DIRECTIONS: Pull out every line with the word "text" from the entries below.

DATA ROWS:
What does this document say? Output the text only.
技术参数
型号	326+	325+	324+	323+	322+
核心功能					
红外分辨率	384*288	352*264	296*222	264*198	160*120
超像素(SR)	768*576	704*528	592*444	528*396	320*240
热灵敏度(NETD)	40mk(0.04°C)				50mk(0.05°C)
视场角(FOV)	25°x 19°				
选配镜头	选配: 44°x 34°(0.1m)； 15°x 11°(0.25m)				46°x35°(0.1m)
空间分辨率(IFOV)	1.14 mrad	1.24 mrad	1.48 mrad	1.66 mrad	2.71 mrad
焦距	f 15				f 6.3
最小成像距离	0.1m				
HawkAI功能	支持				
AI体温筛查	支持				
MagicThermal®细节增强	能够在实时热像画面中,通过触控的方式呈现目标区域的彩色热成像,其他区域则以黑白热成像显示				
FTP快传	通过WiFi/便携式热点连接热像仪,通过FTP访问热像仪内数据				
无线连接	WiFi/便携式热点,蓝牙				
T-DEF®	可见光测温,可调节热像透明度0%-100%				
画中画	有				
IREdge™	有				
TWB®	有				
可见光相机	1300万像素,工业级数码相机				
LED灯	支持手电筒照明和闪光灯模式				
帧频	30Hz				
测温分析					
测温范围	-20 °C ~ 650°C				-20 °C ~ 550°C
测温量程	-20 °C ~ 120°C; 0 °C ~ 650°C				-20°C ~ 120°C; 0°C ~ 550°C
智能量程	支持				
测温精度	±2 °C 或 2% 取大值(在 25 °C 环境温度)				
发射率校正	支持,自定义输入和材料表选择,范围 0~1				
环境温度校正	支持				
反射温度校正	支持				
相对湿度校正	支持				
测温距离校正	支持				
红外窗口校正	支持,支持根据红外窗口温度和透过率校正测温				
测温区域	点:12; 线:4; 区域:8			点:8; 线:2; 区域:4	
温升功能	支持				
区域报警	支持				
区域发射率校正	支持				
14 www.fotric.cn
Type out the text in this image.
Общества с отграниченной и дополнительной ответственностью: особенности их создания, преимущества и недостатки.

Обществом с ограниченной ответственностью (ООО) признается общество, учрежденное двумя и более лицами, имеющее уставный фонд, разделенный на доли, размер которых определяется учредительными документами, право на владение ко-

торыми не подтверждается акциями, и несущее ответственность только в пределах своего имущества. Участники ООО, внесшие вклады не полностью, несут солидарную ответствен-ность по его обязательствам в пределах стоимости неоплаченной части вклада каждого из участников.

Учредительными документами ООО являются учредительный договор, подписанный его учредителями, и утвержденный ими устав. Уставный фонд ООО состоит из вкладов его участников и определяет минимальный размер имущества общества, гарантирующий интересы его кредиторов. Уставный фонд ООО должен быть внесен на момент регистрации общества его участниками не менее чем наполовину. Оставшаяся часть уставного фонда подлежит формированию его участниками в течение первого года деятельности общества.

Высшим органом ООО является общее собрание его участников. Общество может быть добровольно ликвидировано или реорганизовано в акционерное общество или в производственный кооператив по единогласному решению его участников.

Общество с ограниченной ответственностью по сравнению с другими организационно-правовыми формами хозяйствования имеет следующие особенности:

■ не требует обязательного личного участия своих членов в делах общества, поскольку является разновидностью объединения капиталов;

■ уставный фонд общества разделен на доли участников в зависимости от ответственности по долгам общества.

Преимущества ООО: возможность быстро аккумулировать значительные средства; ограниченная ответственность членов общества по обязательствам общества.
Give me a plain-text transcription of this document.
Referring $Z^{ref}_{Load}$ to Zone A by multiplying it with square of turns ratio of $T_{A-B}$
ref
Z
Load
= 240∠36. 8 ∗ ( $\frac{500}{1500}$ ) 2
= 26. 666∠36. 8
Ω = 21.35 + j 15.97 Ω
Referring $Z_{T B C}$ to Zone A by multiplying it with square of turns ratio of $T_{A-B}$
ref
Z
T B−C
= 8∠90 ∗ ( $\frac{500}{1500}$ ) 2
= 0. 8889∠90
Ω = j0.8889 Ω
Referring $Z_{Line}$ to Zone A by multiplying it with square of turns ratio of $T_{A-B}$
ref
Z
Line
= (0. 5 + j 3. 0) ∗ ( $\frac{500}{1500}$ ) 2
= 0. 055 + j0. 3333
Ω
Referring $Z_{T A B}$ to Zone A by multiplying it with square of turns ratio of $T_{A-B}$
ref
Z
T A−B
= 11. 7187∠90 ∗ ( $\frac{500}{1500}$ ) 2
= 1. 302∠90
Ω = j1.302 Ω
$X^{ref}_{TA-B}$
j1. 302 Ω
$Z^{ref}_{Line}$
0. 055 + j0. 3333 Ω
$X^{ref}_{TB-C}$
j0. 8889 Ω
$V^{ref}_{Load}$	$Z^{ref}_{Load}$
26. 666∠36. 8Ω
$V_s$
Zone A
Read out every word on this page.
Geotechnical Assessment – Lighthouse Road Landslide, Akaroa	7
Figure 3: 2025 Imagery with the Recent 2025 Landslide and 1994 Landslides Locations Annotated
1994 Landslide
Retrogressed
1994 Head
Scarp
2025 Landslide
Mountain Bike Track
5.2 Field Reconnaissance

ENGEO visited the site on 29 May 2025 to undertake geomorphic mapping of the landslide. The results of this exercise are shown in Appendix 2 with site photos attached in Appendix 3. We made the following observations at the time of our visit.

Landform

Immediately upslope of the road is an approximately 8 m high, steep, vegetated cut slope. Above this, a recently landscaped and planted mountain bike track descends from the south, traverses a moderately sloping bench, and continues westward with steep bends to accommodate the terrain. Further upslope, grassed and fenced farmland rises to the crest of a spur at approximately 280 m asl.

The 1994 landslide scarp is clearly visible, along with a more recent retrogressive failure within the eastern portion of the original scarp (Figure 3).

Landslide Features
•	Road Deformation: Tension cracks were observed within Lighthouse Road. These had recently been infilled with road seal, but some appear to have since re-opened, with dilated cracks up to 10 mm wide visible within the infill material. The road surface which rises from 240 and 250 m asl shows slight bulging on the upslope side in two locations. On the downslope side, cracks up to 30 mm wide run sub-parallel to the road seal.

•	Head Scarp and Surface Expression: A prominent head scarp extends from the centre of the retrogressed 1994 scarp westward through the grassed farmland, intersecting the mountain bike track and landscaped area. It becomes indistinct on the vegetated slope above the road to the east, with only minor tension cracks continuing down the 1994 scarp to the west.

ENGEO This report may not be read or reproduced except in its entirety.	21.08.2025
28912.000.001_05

RESULT:
What does this document say? Output the text only.
Type out the text in this image.
Give me a plain-text transcription of this document.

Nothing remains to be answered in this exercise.